» **Exercise tasks**
a. Answer these questions from the exoplanet detection passage:
(i) In what year was gravitational lensing first predicted?
(ii) How many exoplanets had been spotted with direct imaging as of November 2023?
(iii) According to NASA, how many exoplanets has astrometry uncovered so far?
b. Please return, word for word, the part of the exoplanet detection passage that opens with the words containing "The unquestioned monarch" and closes with "gases around it.".

» **Passage given**

The unquestioned monarch of exoplanet detection is currently the transit method, which works by measuring tiny dips in light from a star caused as a planet moves across its face  —  or transits the star  —  between that star and Earth. 

Data detected during transits can be used to determine the exoplanet's orbit and size. Plus, by looking at the light passing through the planet's atmosphere, astronomers can investigate the composition of gases around it.

That means that, in the modern era of exoplanet investigation, during which scientists are delving deeper into exoplanet atmospheres than ever before, hunting for  biosignatures — elements that are vital to life and traces of living processes  — the transit technique has unparalleled utility. 

Gravitational lensing 

Few phenomena are more useful to astronomers than gravitational lensing. First predicted in Einstein's 1915 theory of general relativity, gravitational lensing happens when a path of light curves as it travels past a warp in space-time .

When light from a background object passes a massive object  —  a lensing body  —  between it and Earth, its path is diverted, resulting in the brightening of the background source, a shift in the apparent position of that source or, in extreme cases, the appearance of the background source in multiple places in the same image.

This applies to an exoplanet because, if it comes between Earth and a distant background source, it will act as a lens for that source's light. Because the mass of intervening planets is small, this effect is tiny — so the method is known as microlensing.

This method can be really useful for the discovery of rogue exoplanets, which lack parent stars but can be sighted when they warp the light of other background stars.

Direct imaging 

As of November 2023, just  69 exoplanets  have been spotted the old-fashioned way: with direct imaging. Why is this so tough? ESA explains that the light from a planet's parent star overwhelms that planet by a factor of over a million.

Astrometry 

Remember the wobble that helps inform the radial velocity technique? It also forms the basis of another exoplanet detection method, albeit one that is much less successful. 

Astrometry takes repeated measurements of the positions of stars in the sky and uses them to infer motion, including the kind of wobbling caused by an exoplanet in orbit, according to ESA. This is extremely difficult to do, so astrometry has uncovered only three exoplanets so far, according to NASA.

(Stored data entries)
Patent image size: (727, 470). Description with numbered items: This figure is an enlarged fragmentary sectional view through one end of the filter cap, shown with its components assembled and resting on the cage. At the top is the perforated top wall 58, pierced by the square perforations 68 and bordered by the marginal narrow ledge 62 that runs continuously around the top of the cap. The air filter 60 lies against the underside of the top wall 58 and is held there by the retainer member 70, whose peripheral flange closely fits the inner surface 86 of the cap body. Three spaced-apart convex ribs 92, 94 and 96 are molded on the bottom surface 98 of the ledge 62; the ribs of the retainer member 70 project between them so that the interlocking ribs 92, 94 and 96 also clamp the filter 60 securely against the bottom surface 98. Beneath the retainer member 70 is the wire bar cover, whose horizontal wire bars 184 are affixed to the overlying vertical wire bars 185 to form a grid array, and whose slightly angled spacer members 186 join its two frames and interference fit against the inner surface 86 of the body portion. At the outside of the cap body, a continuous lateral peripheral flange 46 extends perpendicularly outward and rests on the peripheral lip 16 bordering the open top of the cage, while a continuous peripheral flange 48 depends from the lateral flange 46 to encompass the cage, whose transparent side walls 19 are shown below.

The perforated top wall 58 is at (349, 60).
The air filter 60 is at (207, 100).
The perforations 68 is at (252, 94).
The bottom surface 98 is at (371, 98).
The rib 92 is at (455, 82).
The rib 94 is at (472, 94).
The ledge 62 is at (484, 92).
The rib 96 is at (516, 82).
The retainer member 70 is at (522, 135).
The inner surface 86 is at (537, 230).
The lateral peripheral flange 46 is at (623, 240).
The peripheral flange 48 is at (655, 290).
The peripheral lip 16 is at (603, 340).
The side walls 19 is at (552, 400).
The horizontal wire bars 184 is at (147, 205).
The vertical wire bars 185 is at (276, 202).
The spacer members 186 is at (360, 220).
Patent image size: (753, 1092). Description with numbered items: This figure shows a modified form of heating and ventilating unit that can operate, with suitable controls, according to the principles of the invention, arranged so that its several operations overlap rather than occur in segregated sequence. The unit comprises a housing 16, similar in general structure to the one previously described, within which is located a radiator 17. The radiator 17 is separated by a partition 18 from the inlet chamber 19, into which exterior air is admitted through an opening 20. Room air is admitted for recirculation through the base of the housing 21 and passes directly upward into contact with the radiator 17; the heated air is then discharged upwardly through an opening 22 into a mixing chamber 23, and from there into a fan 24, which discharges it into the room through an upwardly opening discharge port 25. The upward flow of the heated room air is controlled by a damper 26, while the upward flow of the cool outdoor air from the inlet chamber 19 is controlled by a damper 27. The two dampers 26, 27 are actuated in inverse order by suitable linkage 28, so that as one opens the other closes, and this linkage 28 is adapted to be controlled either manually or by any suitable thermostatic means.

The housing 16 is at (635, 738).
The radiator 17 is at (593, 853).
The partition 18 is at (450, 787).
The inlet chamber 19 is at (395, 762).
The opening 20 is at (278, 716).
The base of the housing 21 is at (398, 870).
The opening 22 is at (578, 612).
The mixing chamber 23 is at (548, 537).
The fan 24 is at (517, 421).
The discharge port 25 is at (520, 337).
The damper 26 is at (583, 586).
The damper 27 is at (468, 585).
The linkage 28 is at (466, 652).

» **Written answers**
a.
(i) 1915
(ii) 69
(iii) Three

b.
The unquestioned monarch of exoplanet detection is currently the transit method, which works by measuring tiny dips in light from a star caused as a planet moves across its face  —  or transits the star  —  between that star and Earth. 

Data detected during transits can be used to determine the exoplanet's orbit and size. Plus, by looking at the light passing through the planet's atmosphere, astronomers can investigate the composition of gases around it.